Set task. Give the count of lines containing the string "forecast", with no other output.

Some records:
============

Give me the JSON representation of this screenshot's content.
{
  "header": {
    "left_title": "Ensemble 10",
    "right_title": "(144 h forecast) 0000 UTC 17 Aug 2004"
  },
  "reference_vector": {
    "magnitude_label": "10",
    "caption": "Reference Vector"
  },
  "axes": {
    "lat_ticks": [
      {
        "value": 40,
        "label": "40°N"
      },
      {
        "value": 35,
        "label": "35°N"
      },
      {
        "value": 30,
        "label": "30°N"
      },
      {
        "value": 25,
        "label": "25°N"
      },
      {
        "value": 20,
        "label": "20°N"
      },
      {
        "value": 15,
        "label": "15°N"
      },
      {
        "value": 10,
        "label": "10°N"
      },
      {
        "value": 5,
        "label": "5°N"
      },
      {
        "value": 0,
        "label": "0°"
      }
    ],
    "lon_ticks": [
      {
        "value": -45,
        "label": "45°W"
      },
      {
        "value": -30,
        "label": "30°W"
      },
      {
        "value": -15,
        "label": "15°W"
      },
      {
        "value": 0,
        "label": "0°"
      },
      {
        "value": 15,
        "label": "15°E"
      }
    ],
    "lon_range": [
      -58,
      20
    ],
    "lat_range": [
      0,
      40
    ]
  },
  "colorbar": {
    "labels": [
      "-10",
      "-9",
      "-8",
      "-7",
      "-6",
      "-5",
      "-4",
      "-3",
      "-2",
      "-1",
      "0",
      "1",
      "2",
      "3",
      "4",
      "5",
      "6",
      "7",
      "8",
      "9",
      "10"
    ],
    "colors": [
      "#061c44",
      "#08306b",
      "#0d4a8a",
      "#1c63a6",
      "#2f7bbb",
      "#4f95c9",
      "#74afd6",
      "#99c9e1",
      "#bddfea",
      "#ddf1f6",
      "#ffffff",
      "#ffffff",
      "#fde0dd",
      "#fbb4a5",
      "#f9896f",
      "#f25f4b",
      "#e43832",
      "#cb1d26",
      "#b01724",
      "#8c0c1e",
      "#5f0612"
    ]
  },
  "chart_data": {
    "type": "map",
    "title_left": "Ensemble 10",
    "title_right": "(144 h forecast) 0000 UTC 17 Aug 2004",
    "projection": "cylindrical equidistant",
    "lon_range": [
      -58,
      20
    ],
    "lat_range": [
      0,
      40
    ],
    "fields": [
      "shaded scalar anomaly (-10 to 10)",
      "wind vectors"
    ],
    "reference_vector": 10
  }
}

============

Right answer. 2